— start of Extracted material —

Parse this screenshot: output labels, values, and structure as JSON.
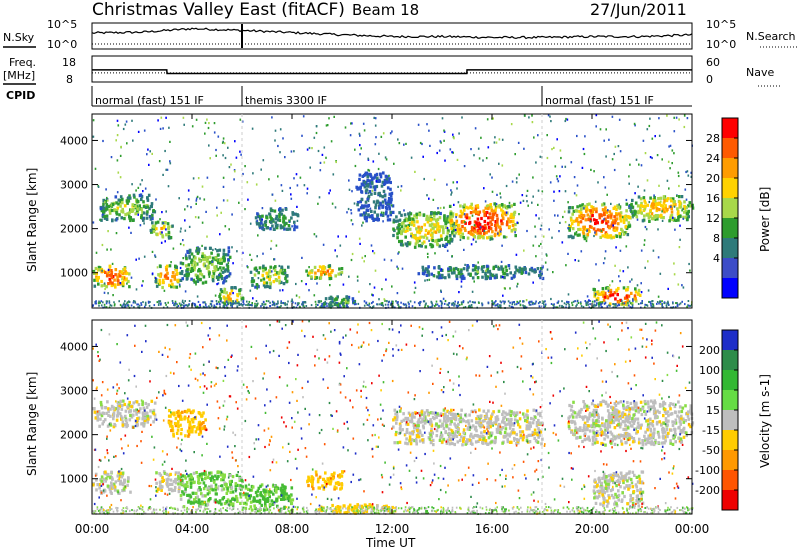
{
  "header": {
    "title": "Christmas Valley East (fitACF)",
    "beam": "Beam 18",
    "date": "27/Jun/2011"
  },
  "top_panels": {
    "nsky_label": "N.Sky",
    "nsearch_label": "N.Search",
    "noise_ticks": [
      "10^5",
      "10^0"
    ],
    "freq_label": "Freq.",
    "freq_unit": "[MHz]",
    "freq_ticks": [
      "18",
      "8"
    ],
    "nave_label": "Nave",
    "nave_ticks": [
      "60",
      "0"
    ],
    "cpid_label": "CPID",
    "cpid_segments": [
      {
        "label": "normal (fast) 151 IF",
        "start_hour": 0,
        "end_hour": 6
      },
      {
        "label": "themis 3300 IF",
        "start_hour": 6,
        "end_hour": 18
      },
      {
        "label": "normal (fast) 151 IF",
        "start_hour": 18,
        "end_hour": 24
      }
    ]
  },
  "power_panel": {
    "ylabel": "Slant Range [km]",
    "cbar_label": "Power [dB]",
    "cbar_ticks": [
      "28",
      "24",
      "20",
      "16",
      "12",
      "8",
      "4"
    ],
    "cbar_colors": [
      "#ff0000",
      "#ff5a00",
      "#ff9c00",
      "#ffd200",
      "#a8d84a",
      "#2e9c2e",
      "#2f7a7a",
      "#3c4cc8",
      "#0000ff"
    ]
  },
  "velocity_panel": {
    "ylabel": "Slant Range [km]",
    "cbar_label": "Velocity [m s-1]",
    "cbar_ticks": [
      "200",
      "100",
      "50",
      "15",
      "-15",
      "-50",
      "-100",
      "-200"
    ],
    "cbar_colors": [
      "#1e2ec8",
      "#2e8c4a",
      "#33b833",
      "#66dd44",
      "#bebebe",
      "#ffcc00",
      "#ff9900",
      "#ff5500",
      "#ee0000"
    ]
  },
  "axes": {
    "yticks": [
      "4000",
      "3000",
      "2000",
      "1000"
    ],
    "xticks": [
      "00:00",
      "04:00",
      "08:00",
      "12:00",
      "16:00",
      "20:00",
      "00:00"
    ],
    "xlabel": "Time UT"
  },
  "chart_data": [
    {
      "type": "heatmap",
      "title": "Christmas Valley East (fitACF) Beam 18 27/Jun/2011",
      "xlabel": "Time UT",
      "ylabel": "Slant Range [km]",
      "xlim_hours": [
        0,
        24
      ],
      "ylim": [
        200,
        4600
      ],
      "quantity": "Power [dB]",
      "colorbar": [
        4,
        8,
        12,
        16,
        20,
        24,
        28
      ],
      "echo_regions": [
        {
          "t0": 0.0,
          "t1": 1.5,
          "r0": 700,
          "r1": 1200,
          "level": 26
        },
        {
          "t0": 0.3,
          "t1": 2.5,
          "r0": 2200,
          "r1": 2800,
          "level": 14
        },
        {
          "t0": 2.3,
          "t1": 3.2,
          "r0": 1800,
          "r1": 2200,
          "level": 18
        },
        {
          "t0": 2.5,
          "t1": 3.5,
          "r0": 700,
          "r1": 1200,
          "level": 24
        },
        {
          "t0": 3.5,
          "t1": 5.5,
          "r0": 800,
          "r1": 1600,
          "level": 14
        },
        {
          "t0": 5.0,
          "t1": 6.0,
          "r0": 300,
          "r1": 700,
          "level": 20
        },
        {
          "t0": 6.3,
          "t1": 7.8,
          "r0": 700,
          "r1": 1200,
          "level": 16
        },
        {
          "t0": 6.5,
          "t1": 8.2,
          "r0": 2000,
          "r1": 2500,
          "level": 10
        },
        {
          "t0": 8.5,
          "t1": 10.0,
          "r0": 900,
          "r1": 1200,
          "level": 22
        },
        {
          "t0": 9.0,
          "t1": 10.5,
          "r0": 250,
          "r1": 500,
          "level": 12
        },
        {
          "t0": 10.5,
          "t1": 12.0,
          "r0": 2200,
          "r1": 3300,
          "level": 6
        },
        {
          "t0": 12.0,
          "t1": 14.5,
          "r0": 1600,
          "r1": 2400,
          "level": 18
        },
        {
          "t0": 14.2,
          "t1": 17.0,
          "r0": 1800,
          "r1": 2600,
          "level": 28
        },
        {
          "t0": 13.0,
          "t1": 18.0,
          "r0": 900,
          "r1": 1200,
          "level": 10
        },
        {
          "t0": 19.0,
          "t1": 21.5,
          "r0": 1800,
          "r1": 2600,
          "level": 26
        },
        {
          "t0": 20.0,
          "t1": 22.0,
          "r0": 300,
          "r1": 700,
          "level": 28
        },
        {
          "t0": 21.5,
          "t1": 24.0,
          "r0": 2200,
          "r1": 2800,
          "level": 20
        }
      ]
    },
    {
      "type": "heatmap",
      "xlabel": "Time UT",
      "ylabel": "Slant Range [km]",
      "xlim_hours": [
        0,
        24
      ],
      "ylim": [
        200,
        4600
      ],
      "quantity": "Velocity [m s-1]",
      "colorbar": [
        -200,
        -100,
        -50,
        -15,
        15,
        50,
        100,
        200
      ],
      "echo_regions": [
        {
          "t0": 0.0,
          "t1": 2.5,
          "r0": 2200,
          "r1": 2800,
          "level": 0
        },
        {
          "t0": 0.0,
          "t1": 1.5,
          "r0": 700,
          "r1": 1200,
          "level": 0
        },
        {
          "t0": 2.5,
          "t1": 3.5,
          "r0": 700,
          "r1": 1200,
          "level": 0
        },
        {
          "t0": 3.0,
          "t1": 4.5,
          "r0": 2000,
          "r1": 2600,
          "level": -40
        },
        {
          "t0": 3.5,
          "t1": 6.0,
          "r0": 400,
          "r1": 1200,
          "level": 30
        },
        {
          "t0": 6.0,
          "t1": 8.0,
          "r0": 300,
          "r1": 900,
          "level": 40
        },
        {
          "t0": 8.5,
          "t1": 10.0,
          "r0": 800,
          "r1": 1200,
          "level": -40
        },
        {
          "t0": 9.0,
          "t1": 12.0,
          "r0": 250,
          "r1": 450,
          "level": -30
        },
        {
          "t0": 12.0,
          "t1": 18.0,
          "r0": 1800,
          "r1": 2600,
          "level": 0
        },
        {
          "t0": 19.0,
          "t1": 24.0,
          "r0": 1800,
          "r1": 2800,
          "level": 0
        },
        {
          "t0": 20.0,
          "t1": 22.0,
          "r0": 400,
          "r1": 1200,
          "level": 0
        }
      ]
    },
    {
      "type": "line",
      "series": [
        {
          "name": "N.Sky",
          "x_hours": [
            0,
            2,
            4,
            6,
            8,
            10,
            12,
            14,
            16,
            18,
            20,
            22,
            24
          ],
          "values_log10": [
            3.4,
            3.6,
            4.4,
            4.0,
            3.5,
            3.0,
            2.6,
            2.6,
            2.4,
            2.4,
            2.6,
            2.6,
            3.0
          ]
        },
        {
          "name": "Freq.",
          "x_hours": [
            0,
            2.99,
            3.0,
            14.99,
            15.0,
            24
          ],
          "values": [
            12.5,
            12.5,
            10.5,
            10.5,
            12.5,
            12.5
          ]
        },
        {
          "name": "Nave",
          "x_hours": [
            0,
            6,
            18,
            24
          ],
          "values": [
            22,
            22,
            22,
            22
          ]
        }
      ]
    }
  ]
}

— end of Extracted material —

> Aim of the exercise: Quote the full listing above word for word; exclude every picture from the copy.

> Final answer:
Parse this screenshot: output labels, values, and structure as JSON.
{
  "header": {
    "title": "Christmas Valley East (fitACF)",
    "beam": "Beam 18",
    "date": "27/Jun/2011"
  },
  "top_panels": {
    "nsky_label": "N.Sky",
    "nsearch_label": "N.Search",
    "noise_ticks": [
      "10^5",
      "10^0"
    ],
    "freq_label": "Freq.",
    "freq_unit": "[MHz]",
    "freq_ticks": [
      "18",
      "8"
    ],
    "nave_label": "Nave",
    "nave_ticks": [
      "60",
      "0"
    ],
    "cpid_label": "CPID",
    "cpid_segments": [
      {
        "label": "normal (fast) 151 IF",
        "start_hour": 0,
        "end_hour": 6
      },
      {
        "label": "themis 3300 IF",
        "start_hour": 6,
        "end_hour": 18
      },
      {
        "label": "normal (fast) 151 IF",
        "start_hour": 18,
        "end_hour": 24
      }
    ]
  },
  "power_panel": {
    "ylabel": "Slant Range [km]",
    "cbar_label": "Power [dB]",
    "cbar_ticks": [
      "28",
      "24",
      "20",
      "16",
      "12",
      "8",
      "4"
    ],
    "cbar_colors": [
      "#ff0000",
      "#ff5a00",
      "#ff9c00",
      "#ffd200",
      "#a8d84a",
      "#2e9c2e",
      "#2f7a7a",
      "#3c4cc8",
      "#0000ff"
    ]
  },
  "velocity_panel": {
    "ylabel": "Slant Range [km]",
    "cbar_label": "Velocity [m s-1]",
    "cbar_ticks": [
      "200",
      "100",
      "50",
      "15",
      "-15",
      "-50",
      "-100",
      "-200"
    ],
    "cbar_colors": [
      "#1e2ec8",
      "#2e8c4a",
      "#33b833",
      "#66dd44",
      "#bebebe",
      "#ffcc00",
      "#ff9900",
      "#ff5500",
      "#ee0000"
    ]
  },
  "axes": {
    "yticks": [
      "4000",
      "3000",
      "2000",
      "1000"
    ],
    "xticks": [
      "00:00",
      "04:00",
      "08:00",
      "12:00",
      "16:00",
      "20:00",
      "00:00"
    ],
    "xlabel": "Time UT"
  },
  "chart_data": [
    {
      "type": "heatmap",
      "title": "Christmas Valley East (fitACF) Beam 18 27/Jun/2011",
      "xlabel": "Time UT",
      "ylabel": "Slant Range [km]",
      "xlim_hours": [
        0,
        24
      ],
      "ylim": [
        200,
        4600
      ],
      "quantity": "Power [dB]",
      "colorbar": [
        4,
        8,
        12,
        16,
        20,
        24,
        28
      ],
      "echo_regions": [
        {
          "t0": 0.0,
          "t1": 1.5,
          "r0": 700,
          "r1": 1200,
          "level": 26
        },
        {
          "t0": 0.3,
          "t1": 2.5,
          "r0": 2200,
          "r1": 2800,
          "level": 14
        },
        {
          "t0": 2.3,
          "t1": 3.2,
          "r0": 1800,
          "r1": 2200,
          "level": 18
        },
        {
          "t0": 2.5,
          "t1": 3.5,
          "r0": 700,
          "r1": 1200,
          "level": 24
        },
        {
          "t0": 3.5,
          "t1": 5.5,
          "r0": 800,
          "r1": 1600,
          "level": 14
        },
        {
          "t0": 5.0,
          "t1": 6.0,
          "r0": 300,
          "r1": 700,
          "level": 20
        },
        {
          "t0": 6.3,
          "t1": 7.8,
          "r0": 700,
          "r1": 1200,
          "level": 16
        },
        {
          "t0": 6.5,
          "t1": 8.2,
          "r0": 2000,
          "r1": 2500,
          "level": 10
        },
        {
          "t0": 8.5,
          "t1": 10.0,
          "r0": 900,
          "r1": 1200,
          "level": 22
        },
        {
          "t0": 9.0,
          "t1": 10.5,
          "r0": 250,
          "r1": 500,
          "level": 12
        },
        {
          "t0": 10.5,
          "t1": 12.0,
          "r0": 2200,
          "r1": 3300,
          "level": 6
        },
        {
          "t0": 12.0,
          "t1": 14.5,
          "r0": 1600,
          "r1": 2400,
          "level": 18
        },
        {
          "t0": 14.2,
          "t1": 17.0,
          "r0": 1800,
          "r1": 2600,
          "level": 28
        },
        {
          "t0": 13.0,
          "t1": 18.0,
          "r0": 900,
          "r1": 1200,
          "level": 10
        },
        {
          "t0": 19.0,
          "t1": 21.5,
          "r0": 1800,
          "r1": 2600,
          "level": 26
        },
        {
          "t0": 20.0,
          "t1": 22.0,
          "r0": 300,
          "r1": 700,
          "level": 28
        },
        {
          "t0": 21.5,
          "t1": 24.0,
          "r0": 2200,
          "r1": 2800,
          "level": 20
        }
      ]
    },
    {
      "type": "heatmap",
      "xlabel": "Time UT",
      "ylabel": "Slant Range [km]",
      "xlim_hours": [
        0,
        24
      ],
      "ylim": [
        200,
        4600
      ],
      "quantity": "Velocity [m s-1]",
      "colorbar": [
        -200,
        -100,
        -50,
        -15,
        15,
        50,
        100,
        200
      ],
      "echo_regions": [
        {
          "t0": 0.0,
          "t1": 2.5,
          "r0": 2200,
          "r1": 2800,
          "level": 0
        },
        {
          "t0": 0.0,
          "t1": 1.5,
          "r0": 700,
          "r1": 1200,
          "level": 0
        },
        {
          "t0": 2.5,
          "t1": 3.5,
          "r0": 700,
          "r1": 1200,
          "level": 0
        },
        {
          "t0": 3.0,
          "t1": 4.5,
          "r0": 2000,
          "r1": 2600,
          "level": -40
        },
        {
          "t0": 3.5,
          "t1": 6.0,
          "r0": 400,
          "r1": 1200,
          "level": 30
        },
        {
          "t0": 6.0,
          "t1": 8.0,
          "r0": 300,
          "r1": 900,
          "level": 40
        },
        {
          "t0": 8.5,
          "t1": 10.0,
          "r0": 800,
          "r1": 1200,
          "level": -40
        },
        {
          "t0": 9.0,
          "t1": 12.0,
          "r0": 250,
          "r1": 450,
          "level": -30
        },
        {
          "t0": 12.0,
          "t1": 18.0,
          "r0": 1800,
          "r1": 2600,
          "level": 0
        },
        {
          "t0": 19.0,
          "t1": 24.0,
          "r0": 1800,
          "r1": 2800,
          "level": 0
        },
        {
          "t0": 20.0,
          "t1": 22.0,
          "r0": 400,
          "r1": 1200,
          "level": 0
        }
      ]
    },
    {
      "type": "line",
      "series": [
        {
          "name": "N.Sky",
          "x_hours": [
            0,
            2,
            4,
            6,
            8,
            10,
            12,
            14,
            16,
            18,
            20,
            22,
            24
          ],
          "values_log10": [
            3.4,
            3.6,
            4.4,
            4.0,
            3.5,
            3.0,
            2.6,
            2.6,
            2.4,
            2.4,
            2.6,
            2.6,
            3.0
          ]
        },
        {
          "name": "Freq.",
          "x_hours": [
            0,
            2.99,
            3.0,
            14.99,
            15.0,
            24
          ],
          "values": [
            12.5,
            12.5,
            10.5,
            10.5,
            12.5,
            12.5
          ]
        },
        {
          "name": "Nave",
          "x_hours": [
            0,
            6,
            18,
            24
          ],
          "values": [
            22,
            22,
            22,
            22
          ]
        }
      ]
    }
  ]
}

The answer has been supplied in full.